- Task directions
Give all the lines below again, exactly, with no pictures.

[Figure dataset records]

______

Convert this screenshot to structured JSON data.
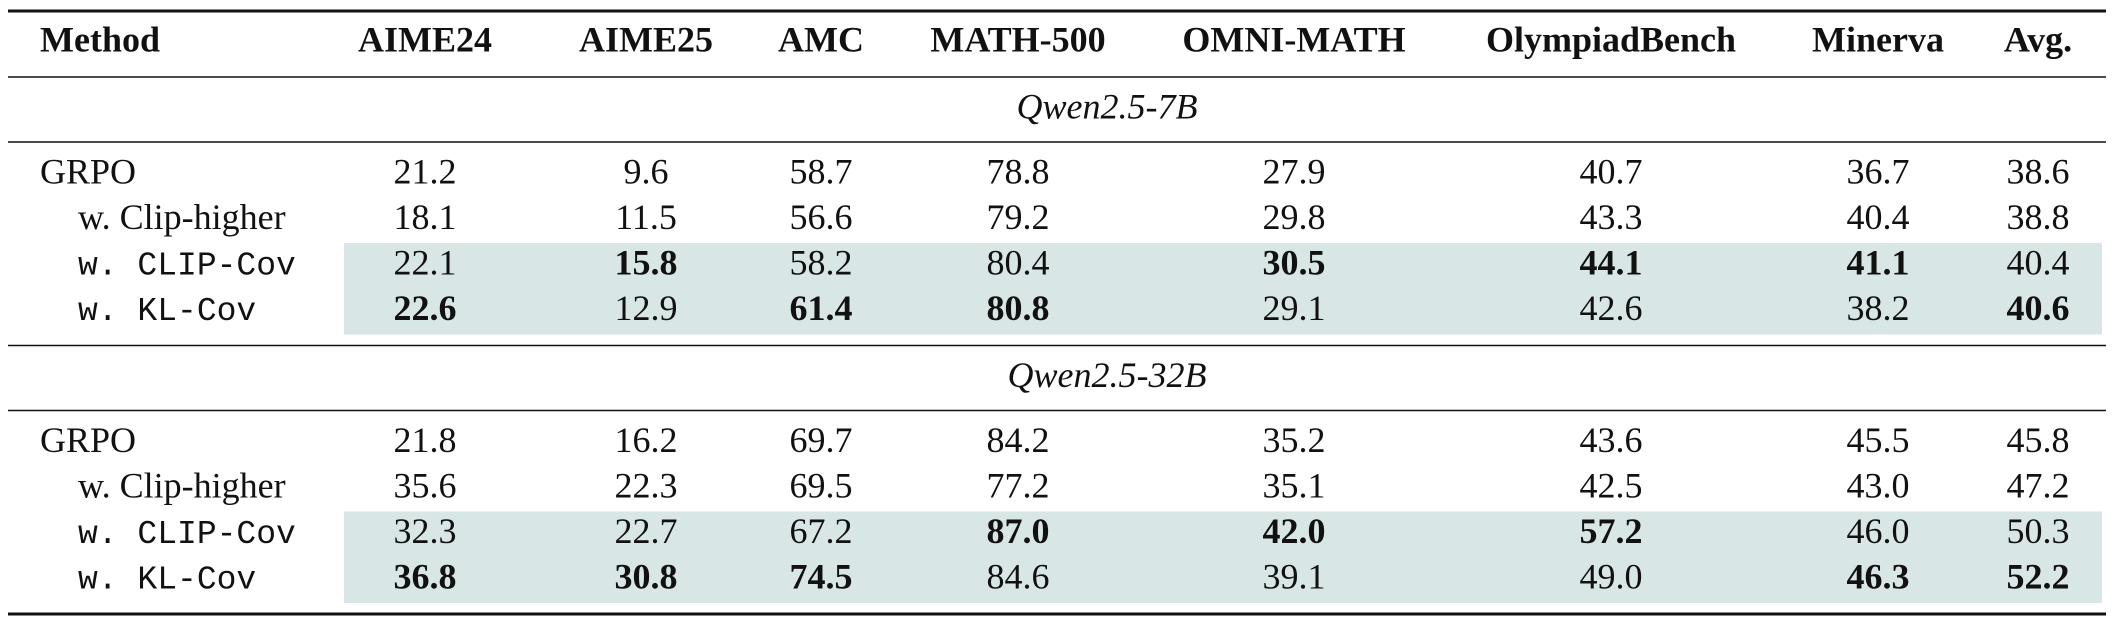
{
  "table": {
    "columns": [
      "Method",
      "AIME24",
      "AIME25",
      "AMC",
      "MATH-500",
      "OMNI-MATH",
      "OlympiadBench",
      "Minerva",
      "Avg."
    ],
    "sections": [
      {
        "title": "Qwen2.5-7B",
        "rows": [
          {
            "method": "GRPO",
            "indent": false,
            "mono": false,
            "highlight": false,
            "values": [
              "21.2",
              "9.6",
              "58.7",
              "78.8",
              "27.9",
              "40.7",
              "36.7",
              "38.6"
            ],
            "bold": [
              false,
              false,
              false,
              false,
              false,
              false,
              false,
              false
            ]
          },
          {
            "method": "w. Clip-higher",
            "indent": true,
            "mono": false,
            "highlight": false,
            "values": [
              "18.1",
              "11.5",
              "56.6",
              "79.2",
              "29.8",
              "43.3",
              "40.4",
              "38.8"
            ],
            "bold": [
              false,
              false,
              false,
              false,
              false,
              false,
              false,
              false
            ]
          },
          {
            "method": "w. CLIP-Cov",
            "indent": true,
            "mono": true,
            "highlight": true,
            "values": [
              "22.1",
              "15.8",
              "58.2",
              "80.4",
              "30.5",
              "44.1",
              "41.1",
              "40.4"
            ],
            "bold": [
              false,
              true,
              false,
              false,
              true,
              true,
              true,
              false
            ]
          },
          {
            "method": "w. KL-Cov",
            "indent": true,
            "mono": true,
            "highlight": true,
            "values": [
              "22.6",
              "12.9",
              "61.4",
              "80.8",
              "29.1",
              "42.6",
              "38.2",
              "40.6"
            ],
            "bold": [
              true,
              false,
              true,
              true,
              false,
              false,
              false,
              true
            ]
          }
        ]
      },
      {
        "title": "Qwen2.5-32B",
        "rows": [
          {
            "method": "GRPO",
            "indent": false,
            "mono": false,
            "highlight": false,
            "values": [
              "21.8",
              "16.2",
              "69.7",
              "84.2",
              "35.2",
              "43.6",
              "45.5",
              "45.8"
            ],
            "bold": [
              false,
              false,
              false,
              false,
              false,
              false,
              false,
              false
            ]
          },
          {
            "method": "w. Clip-higher",
            "indent": true,
            "mono": false,
            "highlight": false,
            "values": [
              "35.6",
              "22.3",
              "69.5",
              "77.2",
              "35.1",
              "42.5",
              "43.0",
              "47.2"
            ],
            "bold": [
              false,
              false,
              false,
              false,
              false,
              false,
              false,
              false
            ]
          },
          {
            "method": "w. CLIP-Cov",
            "indent": true,
            "mono": true,
            "highlight": true,
            "values": [
              "32.3",
              "22.7",
              "67.2",
              "87.0",
              "42.0",
              "57.2",
              "46.0",
              "50.3"
            ],
            "bold": [
              false,
              false,
              false,
              true,
              true,
              true,
              false,
              false
            ]
          },
          {
            "method": "w. KL-Cov",
            "indent": true,
            "mono": true,
            "highlight": true,
            "values": [
              "36.8",
              "30.8",
              "74.5",
              "84.6",
              "39.1",
              "49.0",
              "46.3",
              "52.2"
            ],
            "bold": [
              true,
              true,
              true,
              false,
              false,
              false,
              true,
              true
            ]
          }
        ]
      }
    ]
  }
}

______

- Task solution
Convert this screenshot to structured JSON data.
{
  "table": {
    "columns": [
      "Method",
      "AIME24",
      "AIME25",
      "AMC",
      "MATH-500",
      "OMNI-MATH",
      "OlympiadBench",
      "Minerva",
      "Avg."
    ],
    "sections": [
      {
        "title": "Qwen2.5-7B",
        "rows": [
          {
            "method": "GRPO",
            "indent": false,
            "mono": false,
            "highlight": false,
            "values": [
              "21.2",
              "9.6",
              "58.7",
              "78.8",
              "27.9",
              "40.7",
              "36.7",
              "38.6"
            ],
            "bold": [
              false,
              false,
              false,
              false,
              false,
              false,
              false,
              false
            ]
          },
          {
            "method": "w. Clip-higher",
            "indent": true,
            "mono": false,
            "highlight": false,
            "values": [
              "18.1",
              "11.5",
              "56.6",
              "79.2",
              "29.8",
              "43.3",
              "40.4",
              "38.8"
            ],
            "bold": [
              false,
              false,
              false,
              false,
              false,
              false,
              false,
              false
            ]
          },
          {
            "method": "w. CLIP-Cov",
            "indent": true,
            "mono": true,
            "highlight": true,
            "values": [
              "22.1",
              "15.8",
              "58.2",
              "80.4",
              "30.5",
              "44.1",
              "41.1",
              "40.4"
            ],
            "bold": [
              false,
              true,
              false,
              false,
              true,
              true,
              true,
              false
            ]
          },
          {
            "method": "w. KL-Cov",
            "indent": true,
            "mono": true,
            "highlight": true,
            "values": [
              "22.6",
              "12.9",
              "61.4",
              "80.8",
              "29.1",
              "42.6",
              "38.2",
              "40.6"
            ],
            "bold": [
              true,
              false,
              true,
              true,
              false,
              false,
              false,
              true
            ]
          }
        ]
      },
      {
        "title": "Qwen2.5-32B",
        "rows": [
          {
            "method": "GRPO",
            "indent": false,
            "mono": false,
            "highlight": false,
            "values": [
              "21.8",
              "16.2",
              "69.7",
              "84.2",
              "35.2",
              "43.6",
              "45.5",
              "45.8"
            ],
            "bold": [
              false,
              false,
              false,
              false,
              false,
              false,
              false,
              false
            ]
          },
          {
            "method": "w. Clip-higher",
            "indent": true,
            "mono": false,
            "highlight": false,
            "values": [
              "35.6",
              "22.3",
              "69.5",
              "77.2",
              "35.1",
              "42.5",
              "43.0",
              "47.2"
            ],
            "bold": [
              false,
              false,
              false,
              false,
              false,
              false,
              false,
              false
            ]
          },
          {
            "method": "w. CLIP-Cov",
            "indent": true,
            "mono": true,
            "highlight": true,
            "values": [
              "32.3",
              "22.7",
              "67.2",
              "87.0",
              "42.0",
              "57.2",
              "46.0",
              "50.3"
            ],
            "bold": [
              false,
              false,
              false,
              true,
              true,
              true,
              false,
              false
            ]
          },
          {
            "method": "w. KL-Cov",
            "indent": true,
            "mono": true,
            "highlight": true,
            "values": [
              "36.8",
              "30.8",
              "74.5",
              "84.6",
              "39.1",
              "49.0",
              "46.3",
              "52.2"
            ],
            "bold": [
              true,
              true,
              true,
              false,
              false,
              false,
              true,
              true
            ]
          }
        ]
      }
    ]
  }
}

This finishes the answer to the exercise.